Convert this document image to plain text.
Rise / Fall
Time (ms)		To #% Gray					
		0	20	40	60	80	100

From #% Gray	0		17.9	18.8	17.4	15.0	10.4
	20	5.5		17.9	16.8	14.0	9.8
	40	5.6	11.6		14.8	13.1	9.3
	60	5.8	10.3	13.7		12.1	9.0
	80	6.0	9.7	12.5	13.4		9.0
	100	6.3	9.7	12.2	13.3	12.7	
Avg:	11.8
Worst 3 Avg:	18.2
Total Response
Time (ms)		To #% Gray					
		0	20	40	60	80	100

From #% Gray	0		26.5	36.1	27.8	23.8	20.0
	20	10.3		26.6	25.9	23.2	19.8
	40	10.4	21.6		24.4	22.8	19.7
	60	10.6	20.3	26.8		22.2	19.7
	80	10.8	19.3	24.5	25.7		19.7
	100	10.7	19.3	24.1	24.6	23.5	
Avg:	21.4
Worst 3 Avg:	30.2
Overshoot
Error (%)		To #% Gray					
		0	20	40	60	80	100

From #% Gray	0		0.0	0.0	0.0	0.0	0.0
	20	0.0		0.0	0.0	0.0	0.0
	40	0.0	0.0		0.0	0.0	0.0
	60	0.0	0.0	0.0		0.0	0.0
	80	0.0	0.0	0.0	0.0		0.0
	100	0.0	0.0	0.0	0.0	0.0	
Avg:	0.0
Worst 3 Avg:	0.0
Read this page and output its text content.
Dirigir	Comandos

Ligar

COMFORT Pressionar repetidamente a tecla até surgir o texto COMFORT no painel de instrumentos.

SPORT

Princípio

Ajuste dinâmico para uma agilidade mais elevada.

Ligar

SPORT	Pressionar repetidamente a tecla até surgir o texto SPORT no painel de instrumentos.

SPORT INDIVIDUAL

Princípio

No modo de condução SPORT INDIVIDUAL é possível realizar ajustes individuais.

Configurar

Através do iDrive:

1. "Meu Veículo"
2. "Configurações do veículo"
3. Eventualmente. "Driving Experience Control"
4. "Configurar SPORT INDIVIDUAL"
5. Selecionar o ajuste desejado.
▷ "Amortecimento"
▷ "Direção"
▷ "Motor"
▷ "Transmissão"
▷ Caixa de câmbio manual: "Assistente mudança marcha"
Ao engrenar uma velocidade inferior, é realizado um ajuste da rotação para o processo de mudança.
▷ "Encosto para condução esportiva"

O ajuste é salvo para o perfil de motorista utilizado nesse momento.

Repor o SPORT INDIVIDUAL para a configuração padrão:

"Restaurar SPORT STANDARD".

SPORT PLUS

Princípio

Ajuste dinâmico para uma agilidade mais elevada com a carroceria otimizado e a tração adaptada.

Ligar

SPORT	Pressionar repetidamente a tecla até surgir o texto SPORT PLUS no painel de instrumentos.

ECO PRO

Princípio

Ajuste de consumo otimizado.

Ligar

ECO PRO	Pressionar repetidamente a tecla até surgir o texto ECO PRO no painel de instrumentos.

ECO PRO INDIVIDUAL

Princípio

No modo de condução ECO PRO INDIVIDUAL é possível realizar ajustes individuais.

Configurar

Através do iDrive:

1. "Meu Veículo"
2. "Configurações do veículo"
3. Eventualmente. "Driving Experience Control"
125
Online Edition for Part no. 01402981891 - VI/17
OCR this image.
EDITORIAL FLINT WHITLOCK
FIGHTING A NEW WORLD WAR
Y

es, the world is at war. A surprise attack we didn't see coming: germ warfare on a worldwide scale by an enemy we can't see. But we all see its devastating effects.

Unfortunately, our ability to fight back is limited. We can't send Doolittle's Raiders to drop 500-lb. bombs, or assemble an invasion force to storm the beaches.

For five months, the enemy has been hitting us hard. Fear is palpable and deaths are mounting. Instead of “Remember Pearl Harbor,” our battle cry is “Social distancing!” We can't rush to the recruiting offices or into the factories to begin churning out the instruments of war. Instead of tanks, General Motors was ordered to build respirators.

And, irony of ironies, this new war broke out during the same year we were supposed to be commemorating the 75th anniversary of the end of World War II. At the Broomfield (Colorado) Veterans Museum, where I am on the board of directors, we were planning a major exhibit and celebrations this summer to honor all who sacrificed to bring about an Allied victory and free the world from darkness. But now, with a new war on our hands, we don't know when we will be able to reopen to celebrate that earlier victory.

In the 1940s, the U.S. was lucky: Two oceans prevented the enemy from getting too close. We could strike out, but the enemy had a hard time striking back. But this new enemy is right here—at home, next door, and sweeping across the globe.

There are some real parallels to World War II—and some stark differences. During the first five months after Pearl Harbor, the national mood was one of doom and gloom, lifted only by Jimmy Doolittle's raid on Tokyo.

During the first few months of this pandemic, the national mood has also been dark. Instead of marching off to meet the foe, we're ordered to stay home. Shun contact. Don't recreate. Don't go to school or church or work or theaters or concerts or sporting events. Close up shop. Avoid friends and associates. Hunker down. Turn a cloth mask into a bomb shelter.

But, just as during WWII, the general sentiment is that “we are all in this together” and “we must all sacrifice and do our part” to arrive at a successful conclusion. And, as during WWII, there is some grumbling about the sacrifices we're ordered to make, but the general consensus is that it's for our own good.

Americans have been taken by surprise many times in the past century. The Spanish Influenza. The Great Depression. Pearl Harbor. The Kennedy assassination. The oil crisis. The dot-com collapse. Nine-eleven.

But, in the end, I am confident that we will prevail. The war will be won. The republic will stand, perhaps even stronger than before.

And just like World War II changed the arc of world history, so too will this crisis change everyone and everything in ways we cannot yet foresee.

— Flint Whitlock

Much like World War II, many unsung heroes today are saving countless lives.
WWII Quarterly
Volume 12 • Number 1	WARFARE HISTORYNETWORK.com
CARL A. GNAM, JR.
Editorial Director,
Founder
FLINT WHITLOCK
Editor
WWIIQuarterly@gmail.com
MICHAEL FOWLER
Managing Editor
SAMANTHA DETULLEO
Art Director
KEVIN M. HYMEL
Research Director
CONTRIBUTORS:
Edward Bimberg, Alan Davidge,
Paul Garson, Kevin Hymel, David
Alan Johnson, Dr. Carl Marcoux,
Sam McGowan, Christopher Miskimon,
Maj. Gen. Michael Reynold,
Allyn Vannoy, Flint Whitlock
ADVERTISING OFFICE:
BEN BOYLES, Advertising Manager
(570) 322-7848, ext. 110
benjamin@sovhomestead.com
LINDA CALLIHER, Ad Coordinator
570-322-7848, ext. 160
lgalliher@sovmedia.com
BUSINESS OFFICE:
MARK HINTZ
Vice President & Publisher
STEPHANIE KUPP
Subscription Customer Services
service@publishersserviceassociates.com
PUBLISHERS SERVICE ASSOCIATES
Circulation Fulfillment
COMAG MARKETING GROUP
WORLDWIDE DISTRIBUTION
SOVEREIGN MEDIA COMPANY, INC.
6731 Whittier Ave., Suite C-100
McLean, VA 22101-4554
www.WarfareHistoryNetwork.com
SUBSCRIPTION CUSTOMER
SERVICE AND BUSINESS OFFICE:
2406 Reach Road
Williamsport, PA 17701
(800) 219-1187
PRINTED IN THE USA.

Problem description:
Filter out every line that lacks the word "crisis", and copy the rest.

Answer for this exercise:
Americans have been taken by surprise many times in the past century. The Spanish Influenza. The Great Depression. Pearl Harbor. The Kennedy assassination. The oil crisis. The dot-com collapse. Nine-eleven.
And just like World War II changed the arc of world history, so too will this crisis change everyone and everything in ways we cannot yet foresee.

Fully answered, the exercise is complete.